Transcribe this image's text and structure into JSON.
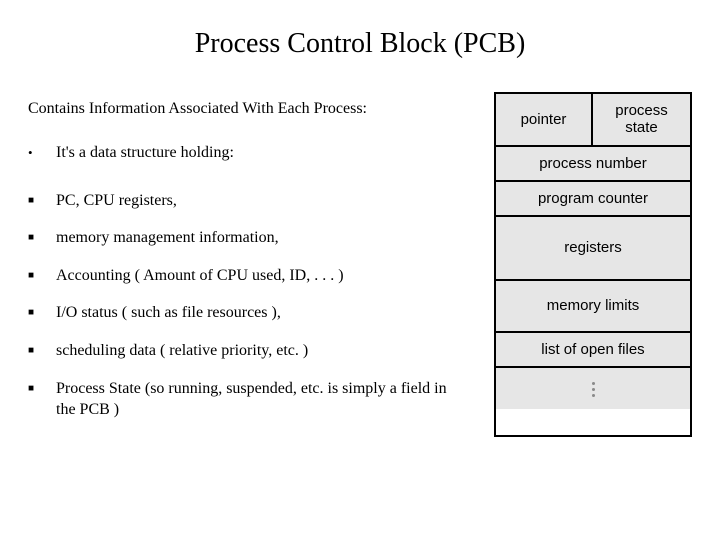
{
  "title": "Process Control Block (PCB)",
  "subtitle": "Contains Information Associated With Each Process:",
  "first_item": "It's a data structure holding:",
  "items": [
    "PC, CPU registers,",
    "memory management information,",
    "Accounting ( Amount of CPU used, ID, . . . )",
    "I/O status ( such as file resources ),",
    "scheduling data ( relative priority, etc. )",
    "Process State (so running, suspended, etc. is simply a field in the PCB )"
  ],
  "diagram": {
    "pointer": "pointer",
    "process_state": "process state",
    "process_number": "process number",
    "program_counter": "program counter",
    "registers": "registers",
    "memory_limits": "memory limits",
    "open_files": "list of open files"
  }
}
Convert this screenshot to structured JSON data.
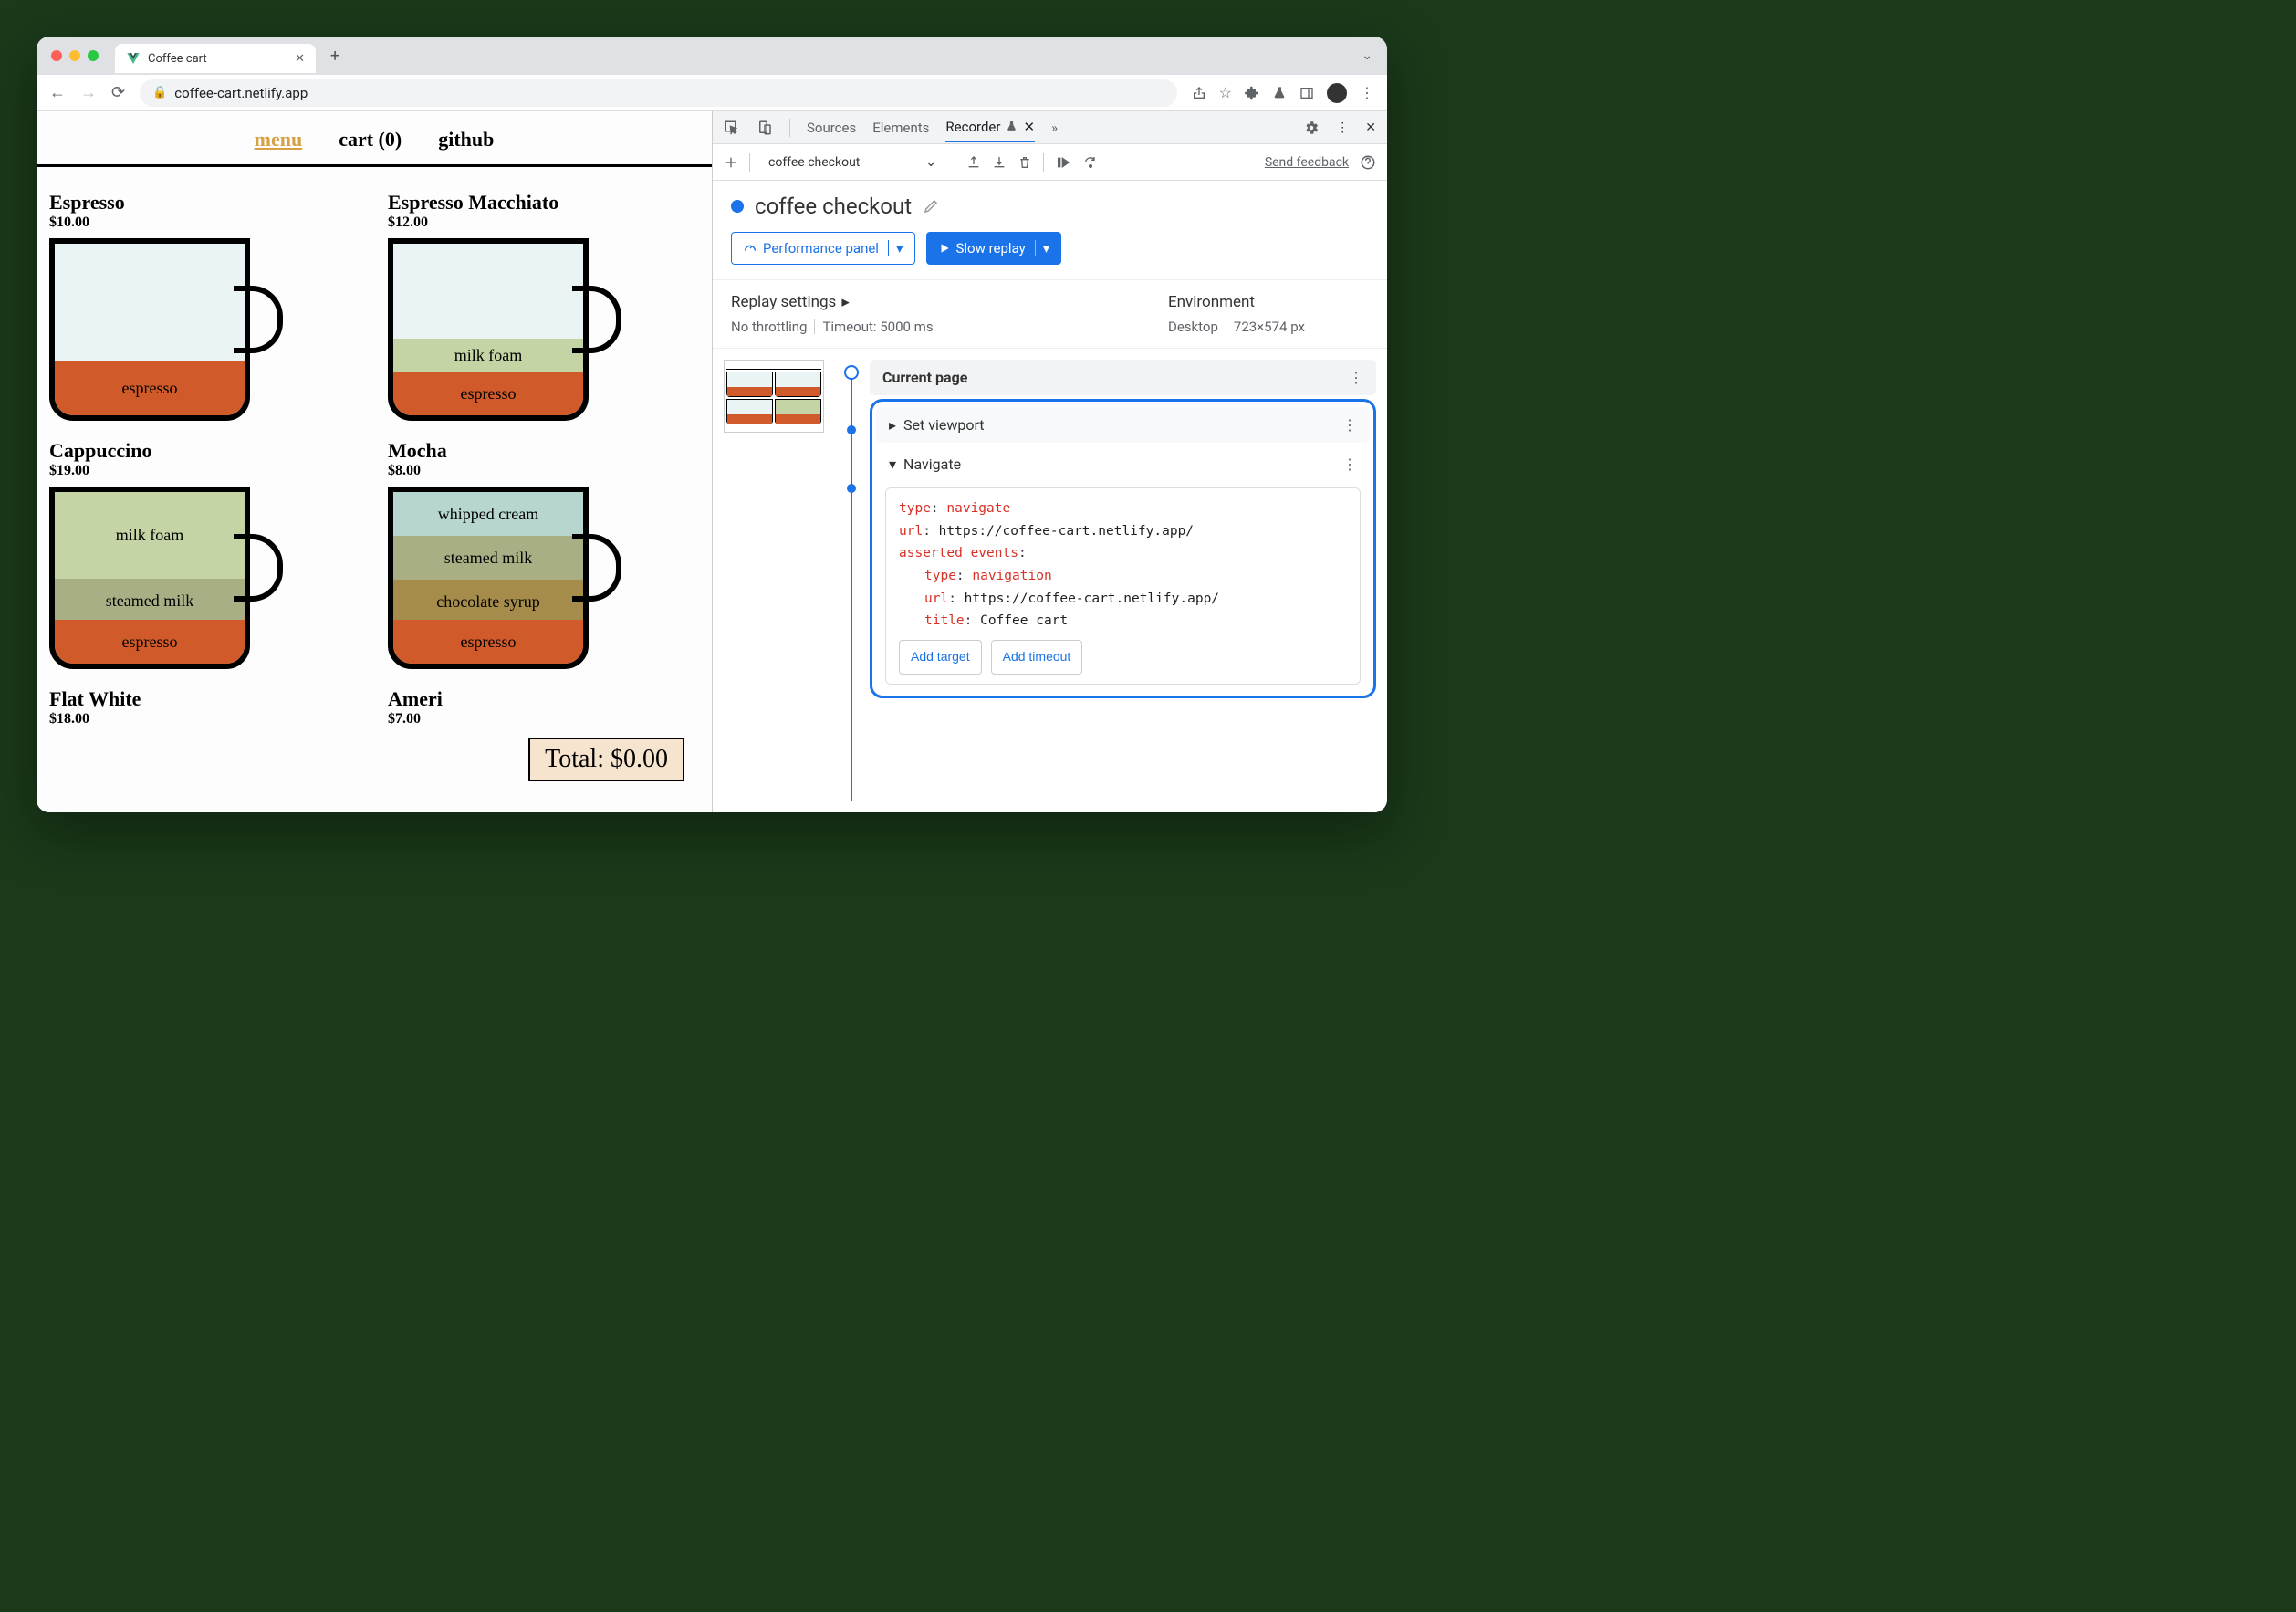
{
  "browser": {
    "tab_title": "Coffee cart",
    "url": "coffee-cart.netlify.app"
  },
  "page": {
    "nav": {
      "menu": "menu",
      "cart": "cart (0)",
      "github": "github"
    },
    "products": [
      {
        "name": "Espresso",
        "price": "$10.00"
      },
      {
        "name": "Espresso Macchiato",
        "price": "$12.00"
      },
      {
        "name": "Cappuccino",
        "price": "$19.00"
      },
      {
        "name": "Mocha",
        "price": "$8.00"
      },
      {
        "name": "Flat White",
        "price": "$18.00"
      },
      {
        "name": "Americano",
        "price": "$7.00"
      }
    ],
    "layers": {
      "espresso": "espresso",
      "milk_foam": "milk foam",
      "steamed_milk": "steamed milk",
      "chocolate_syrup": "chocolate syrup",
      "whipped_cream": "whipped cream"
    },
    "total": "Total: $0.00"
  },
  "devtools": {
    "tabs": {
      "sources": "Sources",
      "elements": "Elements",
      "recorder": "Recorder"
    },
    "toolbar": {
      "recording_name": "coffee checkout",
      "feedback": "Send feedback"
    },
    "recording_title": "coffee checkout",
    "buttons": {
      "perf": "Performance panel",
      "replay": "Slow replay"
    },
    "replay_settings": {
      "heading": "Replay settings",
      "throttling": "No throttling",
      "timeout": "Timeout: 5000 ms"
    },
    "environment": {
      "heading": "Environment",
      "device": "Desktop",
      "viewport": "723×574 px"
    },
    "steps": {
      "current_page": "Current page",
      "set_viewport": "Set viewport",
      "navigate": "Navigate",
      "detail": {
        "type_k": "type",
        "type_v": "navigate",
        "url_k": "url",
        "url_v": "https://coffee-cart.netlify.app/",
        "asserted_k": "asserted events",
        "nav_type_v": "navigation",
        "nav_url_v": "https://coffee-cart.netlify.app/",
        "title_k": "title",
        "title_v": "Coffee cart",
        "add_target": "Add target",
        "add_timeout": "Add timeout"
      }
    }
  }
}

*WORK TO DO*
Using the listing above, show every line that includes the string "price".

*SOLVED EXERCISE*
        "price": "$10.00"
        "price": "$12.00"
        "price": "$19.00"
        "price": "$8.00"
        "price": "$18.00"
        "price": "$7.00"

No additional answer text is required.